Supplied records:
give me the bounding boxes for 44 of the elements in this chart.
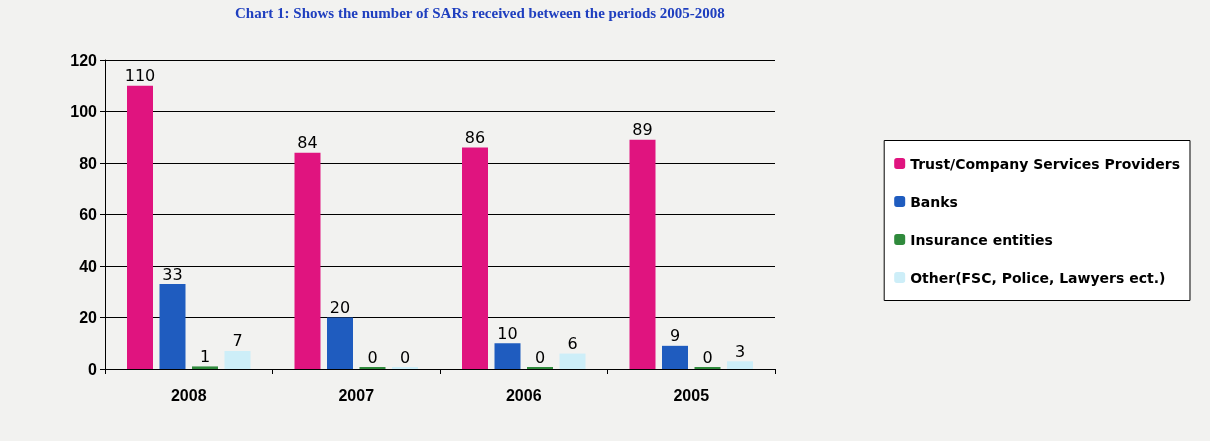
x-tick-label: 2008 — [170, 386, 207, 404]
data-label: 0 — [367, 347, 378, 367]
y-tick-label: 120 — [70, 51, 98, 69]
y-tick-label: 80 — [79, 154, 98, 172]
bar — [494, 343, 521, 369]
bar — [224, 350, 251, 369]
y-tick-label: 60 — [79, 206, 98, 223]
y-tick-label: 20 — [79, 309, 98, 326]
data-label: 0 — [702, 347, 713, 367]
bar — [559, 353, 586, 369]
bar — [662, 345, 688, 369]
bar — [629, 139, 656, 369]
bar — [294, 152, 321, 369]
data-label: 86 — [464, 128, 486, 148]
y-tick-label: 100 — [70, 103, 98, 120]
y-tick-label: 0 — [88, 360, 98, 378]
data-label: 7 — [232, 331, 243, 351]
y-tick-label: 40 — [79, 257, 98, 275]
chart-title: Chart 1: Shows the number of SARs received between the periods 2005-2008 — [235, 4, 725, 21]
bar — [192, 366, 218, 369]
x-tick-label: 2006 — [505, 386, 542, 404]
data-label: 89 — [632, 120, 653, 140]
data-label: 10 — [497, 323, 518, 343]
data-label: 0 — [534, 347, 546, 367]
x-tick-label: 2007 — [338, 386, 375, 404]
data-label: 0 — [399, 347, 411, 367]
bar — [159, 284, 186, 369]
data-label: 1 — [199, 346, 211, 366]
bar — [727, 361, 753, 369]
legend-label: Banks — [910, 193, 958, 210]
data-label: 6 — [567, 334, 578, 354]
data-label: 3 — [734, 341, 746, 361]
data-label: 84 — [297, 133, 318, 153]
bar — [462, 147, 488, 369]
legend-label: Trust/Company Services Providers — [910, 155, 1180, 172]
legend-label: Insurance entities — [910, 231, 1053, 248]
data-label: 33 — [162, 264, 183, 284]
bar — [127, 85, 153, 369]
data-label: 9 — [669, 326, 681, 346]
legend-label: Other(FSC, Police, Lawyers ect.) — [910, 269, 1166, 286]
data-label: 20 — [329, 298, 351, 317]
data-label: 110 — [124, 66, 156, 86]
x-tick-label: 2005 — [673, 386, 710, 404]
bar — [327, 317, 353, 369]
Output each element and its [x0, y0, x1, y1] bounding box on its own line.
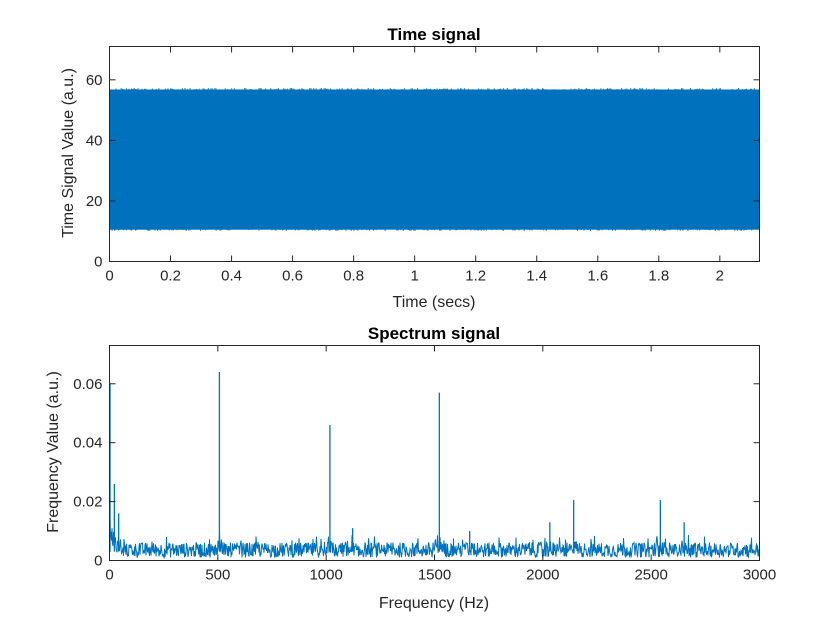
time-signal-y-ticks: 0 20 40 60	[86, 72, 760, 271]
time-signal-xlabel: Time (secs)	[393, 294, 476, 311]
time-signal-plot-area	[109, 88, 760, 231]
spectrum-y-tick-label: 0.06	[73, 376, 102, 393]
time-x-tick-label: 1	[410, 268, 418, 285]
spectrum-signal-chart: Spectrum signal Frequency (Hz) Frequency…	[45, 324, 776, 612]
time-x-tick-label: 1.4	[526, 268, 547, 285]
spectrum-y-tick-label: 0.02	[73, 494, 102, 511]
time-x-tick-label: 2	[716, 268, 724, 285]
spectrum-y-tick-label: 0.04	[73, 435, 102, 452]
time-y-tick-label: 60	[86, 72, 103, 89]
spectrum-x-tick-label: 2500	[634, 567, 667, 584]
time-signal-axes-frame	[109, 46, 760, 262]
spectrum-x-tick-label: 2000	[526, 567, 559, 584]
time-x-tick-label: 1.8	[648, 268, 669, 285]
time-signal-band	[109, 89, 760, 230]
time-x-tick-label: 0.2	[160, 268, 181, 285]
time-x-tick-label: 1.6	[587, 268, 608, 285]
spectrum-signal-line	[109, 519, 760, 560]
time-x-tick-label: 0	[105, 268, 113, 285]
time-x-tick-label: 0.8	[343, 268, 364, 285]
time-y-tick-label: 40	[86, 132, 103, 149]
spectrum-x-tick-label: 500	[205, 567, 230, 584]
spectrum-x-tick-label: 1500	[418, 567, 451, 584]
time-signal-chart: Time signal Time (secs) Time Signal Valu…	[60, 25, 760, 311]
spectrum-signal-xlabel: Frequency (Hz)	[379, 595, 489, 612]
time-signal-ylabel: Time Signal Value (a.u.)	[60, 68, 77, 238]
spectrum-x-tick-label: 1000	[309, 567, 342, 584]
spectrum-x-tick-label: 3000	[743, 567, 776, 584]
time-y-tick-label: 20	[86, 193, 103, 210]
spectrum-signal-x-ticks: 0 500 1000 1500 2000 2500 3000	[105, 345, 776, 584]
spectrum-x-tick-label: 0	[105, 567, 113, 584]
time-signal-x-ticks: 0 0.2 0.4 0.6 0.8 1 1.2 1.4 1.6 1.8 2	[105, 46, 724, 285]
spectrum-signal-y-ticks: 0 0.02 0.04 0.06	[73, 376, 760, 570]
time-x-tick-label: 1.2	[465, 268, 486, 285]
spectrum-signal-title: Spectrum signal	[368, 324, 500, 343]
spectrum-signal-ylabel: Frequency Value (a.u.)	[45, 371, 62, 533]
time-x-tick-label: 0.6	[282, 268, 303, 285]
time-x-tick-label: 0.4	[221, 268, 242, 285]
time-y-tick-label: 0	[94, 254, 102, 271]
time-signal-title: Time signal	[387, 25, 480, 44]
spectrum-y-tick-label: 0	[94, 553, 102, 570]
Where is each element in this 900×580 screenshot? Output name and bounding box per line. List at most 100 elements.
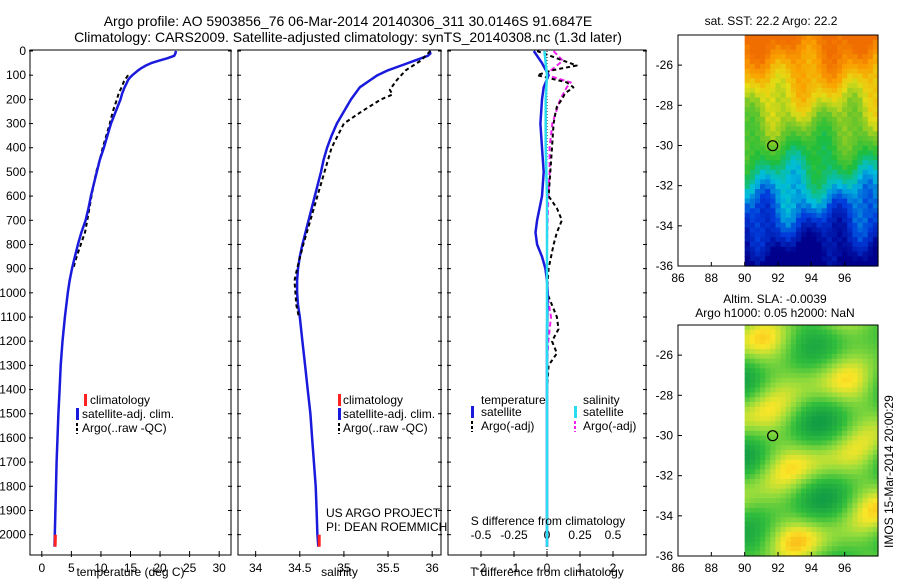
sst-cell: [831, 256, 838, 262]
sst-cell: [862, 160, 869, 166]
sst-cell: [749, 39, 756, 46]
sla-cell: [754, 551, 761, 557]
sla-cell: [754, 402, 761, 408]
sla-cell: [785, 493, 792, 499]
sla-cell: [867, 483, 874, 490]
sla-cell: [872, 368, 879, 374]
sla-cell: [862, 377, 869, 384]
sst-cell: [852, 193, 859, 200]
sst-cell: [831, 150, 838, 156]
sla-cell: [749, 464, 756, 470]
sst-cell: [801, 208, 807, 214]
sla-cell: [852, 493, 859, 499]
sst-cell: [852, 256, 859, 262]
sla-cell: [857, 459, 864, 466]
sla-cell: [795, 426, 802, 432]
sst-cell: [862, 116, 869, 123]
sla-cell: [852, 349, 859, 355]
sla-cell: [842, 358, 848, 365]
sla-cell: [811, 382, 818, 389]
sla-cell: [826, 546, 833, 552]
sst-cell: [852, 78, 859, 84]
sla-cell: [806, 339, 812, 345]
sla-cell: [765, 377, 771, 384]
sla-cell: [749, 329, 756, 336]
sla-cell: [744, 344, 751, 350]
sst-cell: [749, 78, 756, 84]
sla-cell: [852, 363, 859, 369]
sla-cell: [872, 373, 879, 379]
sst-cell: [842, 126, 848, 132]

What is needed: Rewrite the item lines from the line with "sst-cell: [831, 256, 838, 262]" to the line with "sla-cell: [852, 493, 859, 499]", replacing "sla-cell" with "sla-marker" and changing nothing else.

Exercise response:
sst-cell: [831, 256, 838, 262]
sst-cell: [862, 160, 869, 166]
sst-cell: [749, 39, 756, 46]
sla-marker: [754, 551, 761, 557]
sla-marker: [754, 402, 761, 408]
sla-marker: [785, 493, 792, 499]
sla-marker: [867, 483, 874, 490]
sla-marker: [872, 368, 879, 374]
sla-marker: [862, 377, 869, 384]
sst-cell: [852, 193, 859, 200]
sst-cell: [831, 150, 838, 156]
sla-marker: [749, 464, 756, 470]
sst-cell: [801, 208, 807, 214]
sla-marker: [852, 493, 859, 499]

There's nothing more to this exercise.